** START Working data **

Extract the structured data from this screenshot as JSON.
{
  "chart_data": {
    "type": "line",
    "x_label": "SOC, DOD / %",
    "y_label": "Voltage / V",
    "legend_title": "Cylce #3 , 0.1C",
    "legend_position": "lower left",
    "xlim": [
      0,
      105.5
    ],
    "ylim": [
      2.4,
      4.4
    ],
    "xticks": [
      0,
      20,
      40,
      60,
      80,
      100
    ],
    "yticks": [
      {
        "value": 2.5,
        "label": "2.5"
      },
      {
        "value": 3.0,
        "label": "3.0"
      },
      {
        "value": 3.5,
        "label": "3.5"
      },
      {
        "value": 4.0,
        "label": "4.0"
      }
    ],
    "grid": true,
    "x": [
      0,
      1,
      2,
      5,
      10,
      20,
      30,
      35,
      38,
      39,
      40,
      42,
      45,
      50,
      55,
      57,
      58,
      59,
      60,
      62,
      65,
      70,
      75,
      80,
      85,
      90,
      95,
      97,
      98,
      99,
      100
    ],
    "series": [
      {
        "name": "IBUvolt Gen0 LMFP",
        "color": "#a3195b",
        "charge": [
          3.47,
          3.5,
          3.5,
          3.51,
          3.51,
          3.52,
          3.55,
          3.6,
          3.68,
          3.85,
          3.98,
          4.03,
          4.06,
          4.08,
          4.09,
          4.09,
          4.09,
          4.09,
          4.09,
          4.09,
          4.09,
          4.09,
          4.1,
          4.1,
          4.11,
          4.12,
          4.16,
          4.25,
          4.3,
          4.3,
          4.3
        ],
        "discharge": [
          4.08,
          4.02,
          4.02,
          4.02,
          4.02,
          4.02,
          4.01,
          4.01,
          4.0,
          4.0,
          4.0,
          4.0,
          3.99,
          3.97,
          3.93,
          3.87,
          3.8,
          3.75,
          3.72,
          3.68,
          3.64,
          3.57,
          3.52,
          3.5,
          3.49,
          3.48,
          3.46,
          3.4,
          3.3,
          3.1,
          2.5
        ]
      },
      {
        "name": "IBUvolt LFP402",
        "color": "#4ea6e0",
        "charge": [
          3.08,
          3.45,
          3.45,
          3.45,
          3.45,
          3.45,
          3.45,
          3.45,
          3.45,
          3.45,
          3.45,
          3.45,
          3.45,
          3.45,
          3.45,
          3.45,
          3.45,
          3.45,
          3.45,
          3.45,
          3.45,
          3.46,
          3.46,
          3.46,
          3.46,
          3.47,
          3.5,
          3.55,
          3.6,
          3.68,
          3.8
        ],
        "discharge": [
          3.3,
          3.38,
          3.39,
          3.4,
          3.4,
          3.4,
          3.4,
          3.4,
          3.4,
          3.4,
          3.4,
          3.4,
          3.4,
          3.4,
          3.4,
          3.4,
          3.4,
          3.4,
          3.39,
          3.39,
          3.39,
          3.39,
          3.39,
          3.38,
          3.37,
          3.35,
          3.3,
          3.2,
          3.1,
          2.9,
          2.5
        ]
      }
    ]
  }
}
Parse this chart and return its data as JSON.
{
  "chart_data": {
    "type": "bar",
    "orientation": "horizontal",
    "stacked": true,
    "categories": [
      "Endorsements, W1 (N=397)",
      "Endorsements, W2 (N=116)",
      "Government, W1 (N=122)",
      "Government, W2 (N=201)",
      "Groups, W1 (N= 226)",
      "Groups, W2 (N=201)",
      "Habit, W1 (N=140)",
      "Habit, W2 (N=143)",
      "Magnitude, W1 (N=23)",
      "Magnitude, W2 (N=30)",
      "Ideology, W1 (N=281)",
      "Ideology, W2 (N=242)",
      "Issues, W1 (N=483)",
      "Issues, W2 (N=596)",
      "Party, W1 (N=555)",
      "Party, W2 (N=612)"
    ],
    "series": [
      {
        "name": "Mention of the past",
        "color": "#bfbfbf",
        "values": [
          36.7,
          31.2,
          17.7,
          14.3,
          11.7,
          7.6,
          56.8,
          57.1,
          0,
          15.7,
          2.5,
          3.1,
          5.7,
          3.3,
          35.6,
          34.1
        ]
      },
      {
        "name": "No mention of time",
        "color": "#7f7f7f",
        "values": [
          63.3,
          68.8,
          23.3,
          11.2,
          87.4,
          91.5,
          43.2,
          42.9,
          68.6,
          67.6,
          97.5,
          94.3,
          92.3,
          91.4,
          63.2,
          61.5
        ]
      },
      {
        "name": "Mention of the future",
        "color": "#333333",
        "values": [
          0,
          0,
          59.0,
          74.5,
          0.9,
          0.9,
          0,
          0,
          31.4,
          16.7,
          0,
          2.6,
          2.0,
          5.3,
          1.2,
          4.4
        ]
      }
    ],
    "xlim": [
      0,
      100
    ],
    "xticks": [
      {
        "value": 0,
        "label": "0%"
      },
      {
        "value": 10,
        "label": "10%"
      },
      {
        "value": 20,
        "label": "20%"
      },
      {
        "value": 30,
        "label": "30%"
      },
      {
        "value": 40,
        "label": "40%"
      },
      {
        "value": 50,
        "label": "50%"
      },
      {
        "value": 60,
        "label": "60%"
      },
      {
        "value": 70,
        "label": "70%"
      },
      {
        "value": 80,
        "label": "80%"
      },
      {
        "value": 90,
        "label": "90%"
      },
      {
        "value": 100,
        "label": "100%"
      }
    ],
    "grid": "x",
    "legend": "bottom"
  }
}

** END Working data **

Request:
Copy out each line of the records that holds the string "Endorsements".

Answer to the problem:
      "Endorsements, W1 (N=397)",
      "Endorsements, W2 (N=116)",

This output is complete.